[Start Listed records]

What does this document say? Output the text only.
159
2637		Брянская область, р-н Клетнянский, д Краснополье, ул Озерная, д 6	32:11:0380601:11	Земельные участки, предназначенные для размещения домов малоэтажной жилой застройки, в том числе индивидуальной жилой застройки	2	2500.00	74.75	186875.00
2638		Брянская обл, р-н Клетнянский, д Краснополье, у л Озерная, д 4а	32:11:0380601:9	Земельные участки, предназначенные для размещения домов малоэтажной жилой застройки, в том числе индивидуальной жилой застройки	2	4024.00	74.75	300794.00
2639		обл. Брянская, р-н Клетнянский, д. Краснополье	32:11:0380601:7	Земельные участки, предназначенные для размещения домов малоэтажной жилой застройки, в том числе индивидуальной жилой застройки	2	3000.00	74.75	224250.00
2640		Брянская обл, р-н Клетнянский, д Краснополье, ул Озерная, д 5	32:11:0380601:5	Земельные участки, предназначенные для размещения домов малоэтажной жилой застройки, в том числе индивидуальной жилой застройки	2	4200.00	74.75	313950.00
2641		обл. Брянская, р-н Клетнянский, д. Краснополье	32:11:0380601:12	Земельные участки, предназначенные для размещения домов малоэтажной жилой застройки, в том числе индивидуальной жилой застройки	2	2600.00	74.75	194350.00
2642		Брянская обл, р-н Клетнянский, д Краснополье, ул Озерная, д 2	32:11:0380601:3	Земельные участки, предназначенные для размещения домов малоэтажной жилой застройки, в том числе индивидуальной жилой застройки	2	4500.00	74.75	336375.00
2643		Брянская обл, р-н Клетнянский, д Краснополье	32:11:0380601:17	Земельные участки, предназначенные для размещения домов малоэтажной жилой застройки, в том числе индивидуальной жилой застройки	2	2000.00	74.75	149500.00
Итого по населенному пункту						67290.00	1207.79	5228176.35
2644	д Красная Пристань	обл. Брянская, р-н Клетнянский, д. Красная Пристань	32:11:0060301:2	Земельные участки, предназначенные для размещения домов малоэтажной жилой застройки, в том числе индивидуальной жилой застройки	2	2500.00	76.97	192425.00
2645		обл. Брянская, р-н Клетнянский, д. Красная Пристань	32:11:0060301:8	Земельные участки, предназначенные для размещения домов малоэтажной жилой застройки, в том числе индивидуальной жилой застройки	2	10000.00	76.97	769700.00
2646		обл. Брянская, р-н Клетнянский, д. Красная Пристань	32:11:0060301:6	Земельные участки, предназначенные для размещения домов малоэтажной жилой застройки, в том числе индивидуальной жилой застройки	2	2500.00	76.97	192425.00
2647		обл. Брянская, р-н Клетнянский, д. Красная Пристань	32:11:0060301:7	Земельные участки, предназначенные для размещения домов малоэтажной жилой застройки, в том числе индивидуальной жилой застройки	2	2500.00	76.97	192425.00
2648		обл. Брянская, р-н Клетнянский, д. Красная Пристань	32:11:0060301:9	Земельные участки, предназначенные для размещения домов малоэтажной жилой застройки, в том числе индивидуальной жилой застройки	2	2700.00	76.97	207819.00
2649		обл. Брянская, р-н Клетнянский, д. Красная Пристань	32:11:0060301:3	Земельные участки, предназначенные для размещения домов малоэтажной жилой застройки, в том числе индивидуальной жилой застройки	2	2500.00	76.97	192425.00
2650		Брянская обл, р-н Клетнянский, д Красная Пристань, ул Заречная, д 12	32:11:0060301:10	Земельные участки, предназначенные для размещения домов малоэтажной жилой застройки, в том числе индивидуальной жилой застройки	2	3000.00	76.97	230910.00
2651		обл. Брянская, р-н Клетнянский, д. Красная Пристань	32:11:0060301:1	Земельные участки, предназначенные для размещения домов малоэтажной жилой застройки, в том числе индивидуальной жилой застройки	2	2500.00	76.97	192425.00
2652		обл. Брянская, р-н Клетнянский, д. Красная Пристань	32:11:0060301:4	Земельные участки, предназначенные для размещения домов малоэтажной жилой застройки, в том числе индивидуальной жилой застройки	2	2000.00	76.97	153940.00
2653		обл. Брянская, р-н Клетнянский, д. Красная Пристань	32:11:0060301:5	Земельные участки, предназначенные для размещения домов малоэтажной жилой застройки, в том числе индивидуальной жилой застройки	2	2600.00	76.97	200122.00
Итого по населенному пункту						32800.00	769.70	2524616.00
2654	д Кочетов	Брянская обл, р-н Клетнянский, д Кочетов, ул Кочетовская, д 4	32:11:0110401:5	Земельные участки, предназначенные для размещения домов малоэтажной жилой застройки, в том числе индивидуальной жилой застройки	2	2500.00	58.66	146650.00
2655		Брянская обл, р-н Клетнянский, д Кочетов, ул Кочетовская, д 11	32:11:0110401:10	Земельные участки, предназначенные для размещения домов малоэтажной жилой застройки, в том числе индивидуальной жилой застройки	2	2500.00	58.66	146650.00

[End Listed records]

▶ [Aim]
Check every line for "населенному" and show the ones that have it.

▶ [Task output]
Итого по населенному пункту						67290.00	1207.79	5228176.35
Итого по населенному пункту						32800.00	769.70	2524616.00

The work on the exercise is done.